* [INSTRUCTION]: Look for the line with "Extract the structured" in the entries below, then extract that line and all lines after it exactly, with pictures left out.

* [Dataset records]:
-- start --

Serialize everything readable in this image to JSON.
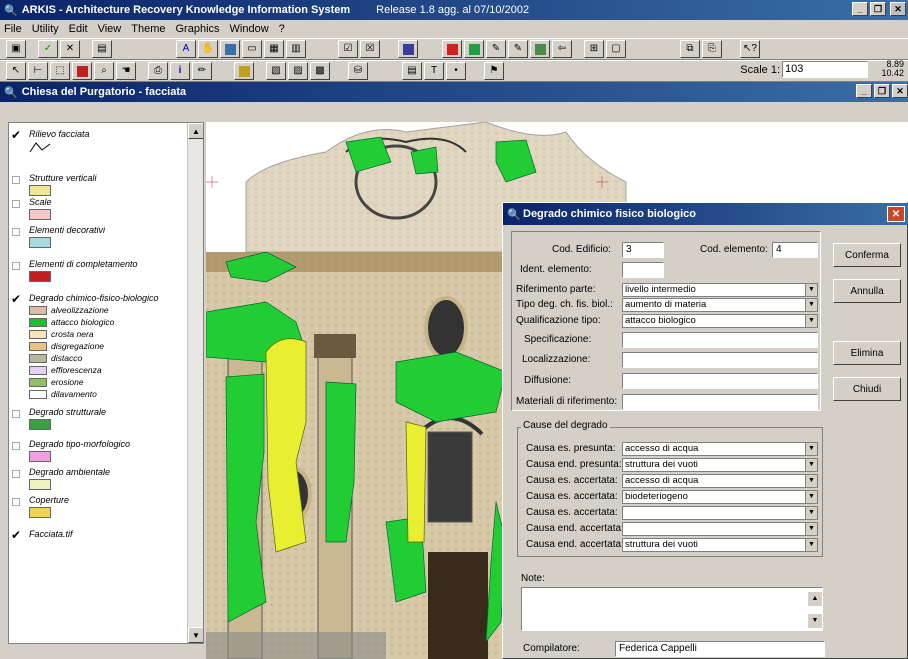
{
  "app": {
    "title": "ARKIS - Architecture Recovery Knowledge Information System",
    "release": "Release 1.8  agg. al 07/10/2002"
  },
  "menu": [
    "File",
    "Utility",
    "Edit",
    "View",
    "Theme",
    "Graphics",
    "Window",
    "?"
  ],
  "toolbar": {
    "scale_label": "Scale 1:",
    "scale_value": "103",
    "coord_x": "8.89",
    "coord_y": "10.42"
  },
  "child_window": {
    "title": "Chiesa del Purgatorio - facciata"
  },
  "layers": [
    {
      "label": "Rilievo facciata",
      "checked": true
    },
    {
      "label": "Strutture verticali",
      "checked": false
    },
    {
      "label": "Scale",
      "checked": false
    },
    {
      "label": "Elementi decorativi",
      "checked": false
    },
    {
      "label": "Elementi di completamento",
      "checked": false
    },
    {
      "label": "Degrado chimico-fisico-biologico",
      "checked": true
    },
    {
      "label": "Degrado strutturale",
      "checked": false
    },
    {
      "label": "Degrado tipo-morfologico",
      "checked": false
    },
    {
      "label": "Degrado ambientale",
      "checked": false
    },
    {
      "label": "Coperture",
      "checked": false
    },
    {
      "label": "Facciata.tif",
      "checked": true
    }
  ],
  "degrado_items": [
    {
      "label": "alveolizzazione",
      "color": "#e0b8a8"
    },
    {
      "label": "attacco biologico",
      "color": "#22bb33"
    },
    {
      "label": "crosta nera",
      "color": "#f4e6b8"
    },
    {
      "label": "disgregazione",
      "color": "#e8c080"
    },
    {
      "label": "distacco",
      "color": "#b8b8a0"
    },
    {
      "label": "efflorescenza",
      "color": "#e8d0f0"
    },
    {
      "label": "erosione",
      "color": "#90c060"
    },
    {
      "label": "dilavamento",
      "color": "#ffffff"
    }
  ],
  "checkmark": "✔",
  "dialog": {
    "title": "Degrado chimico fisico biologico",
    "cod_edificio_label": "Cod. Edificio:",
    "cod_edificio": "3",
    "cod_elemento_label": "Cod. elemento:",
    "cod_elemento": "4",
    "ident_label": "Ident. elemento:",
    "ident_value": "",
    "rif_label": "Riferimento parte:",
    "rif_value": "livello intermedio",
    "tipo_label": "Tipo deg. ch. fis. biol.:",
    "tipo_value": "aumento di materia",
    "qual_label": "Qualificazione tipo:",
    "qual_value": "attacco biologico",
    "spec_label": "Specificazione:",
    "loc_label": "Localizzazione:",
    "diff_label": "Diffusione:",
    "mat_label": "Materiali di riferimento:",
    "cause_label": "Cause del degrado",
    "cause": [
      {
        "label": "Causa es. presunta:",
        "value": "accesso di acqua"
      },
      {
        "label": "Causa end. presunta:",
        "value": "struttura dei vuoti"
      },
      {
        "label": "Causa es. accertata:",
        "value": "accesso di acqua"
      },
      {
        "label": "Causa es. accertata:",
        "value": "biodeteriogeno"
      },
      {
        "label": "Causa es. accertata:",
        "value": ""
      },
      {
        "label": "Causa end. accertata:",
        "value": ""
      },
      {
        "label": "Causa end. accertata:",
        "value": "struttura dei vuoti"
      }
    ],
    "note_label": "Note:",
    "compilatore_label": "Compilatore:",
    "compilatore": "Federica Cappelli",
    "btn_conferma": "Conferma",
    "btn_annulla": "Annulla",
    "btn_elimina": "Elimina",
    "btn_chiudi": "Chiudi"
  }
}
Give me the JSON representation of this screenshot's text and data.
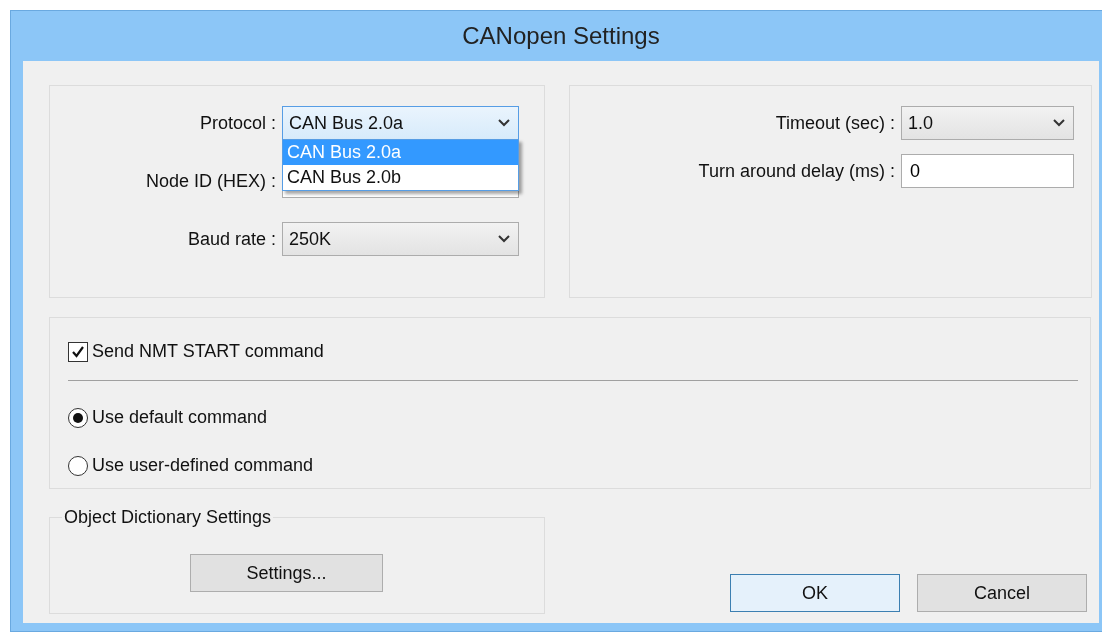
{
  "window": {
    "title": "CANopen Settings"
  },
  "connection": {
    "fields": [
      {
        "kind": "select",
        "label": "Protocol :",
        "value": "CAN Bus 2.0a",
        "expanded": true,
        "options": [
          {
            "label": "CAN Bus 2.0a",
            "selected": true
          },
          {
            "label": "CAN Bus 2.0b",
            "selected": false
          }
        ]
      },
      {
        "kind": "text",
        "label": "Node ID (HEX) :"
      },
      {
        "kind": "select",
        "label": "Baud rate :",
        "value": "250K",
        "expanded": false
      }
    ]
  },
  "timing": {
    "fields": [
      {
        "kind": "select",
        "label": "Timeout (sec) :",
        "value": "1.0",
        "expanded": false
      },
      {
        "kind": "text",
        "label": "Turn around delay (ms) :",
        "value": "0"
      }
    ]
  },
  "nmt": {
    "checkbox": {
      "label": "Send NMT START command",
      "checked": true
    },
    "radios": [
      {
        "label": "Use default command",
        "selected": true
      },
      {
        "label": "Use user-defined command",
        "selected": false
      }
    ]
  },
  "object_dictionary": {
    "legend": "Object Dictionary Settings",
    "button": "Settings..."
  },
  "buttons": [
    {
      "label": "OK",
      "default": true
    },
    {
      "label": "Cancel",
      "default": false
    }
  ]
}
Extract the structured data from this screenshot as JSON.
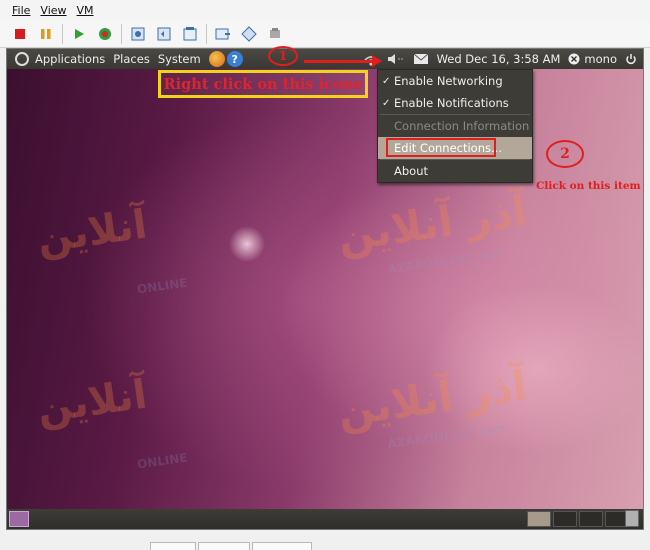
{
  "host": {
    "menu": [
      "File",
      "View",
      "VM"
    ]
  },
  "panel": {
    "menus": [
      "Applications",
      "Places",
      "System"
    ],
    "datetime": "Wed Dec 16,  3:58 AM",
    "user": "mono"
  },
  "network_menu": {
    "items": [
      {
        "label": "Enable Networking",
        "checked": true
      },
      {
        "label": "Enable Notifications",
        "checked": true
      },
      {
        "label": "Connection Information",
        "disabled": true
      },
      {
        "label": "Edit Connections...",
        "highlighted": true
      },
      {
        "label": "About"
      }
    ]
  },
  "annotations": {
    "step1_number": "1",
    "step1_text": "Right click on this icone",
    "step2_number": "2",
    "step2_text": "Click on this item"
  },
  "watermark": {
    "persian": "آنلاین",
    "persian2": "آذر آنلاین",
    "online": "ONLINE",
    "azar": "AZARONLINE.com"
  },
  "colors": {
    "annotation_red": "#e01e1e",
    "annotation_yellow": "#f2d21a",
    "panel_bg": "#3e3c37",
    "menu_highlight": "#b3a79a"
  }
}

-- end --

* [CORRECT ANSWER]:
Extract the structured data from this screenshot as JSON.
{
  "host": {
    "menu": [
      "File",
      "View",
      "VM"
    ]
  },
  "panel": {
    "menus": [
      "Applications",
      "Places",
      "System"
    ],
    "datetime": "Wed Dec 16,  3:58 AM",
    "user": "mono"
  },
  "network_menu": {
    "items": [
      {
        "label": "Enable Networking",
        "checked": true
      },
      {
        "label": "Enable Notifications",
        "checked": true
      },
      {
        "label": "Connection Information",
        "disabled": true
      },
      {
        "label": "Edit Connections...",
        "highlighted": true
      },
      {
        "label": "About"
      }
    ]
  },
  "annotations": {
    "step1_number": "1",
    "step1_text": "Right click on this icone",
    "step2_number": "2",
    "step2_text": "Click on this item"
  },
  "watermark": {
    "persian": "آنلاین",
    "persian2": "آذر آنلاین",
    "online": "ONLINE",
    "azar": "AZARONLINE.com"
  },
  "colors": {
    "annotation_red": "#e01e1e",
    "annotation_yellow": "#f2d21a",
    "panel_bg": "#3e3c37",
    "menu_highlight": "#b3a79a"
  }
}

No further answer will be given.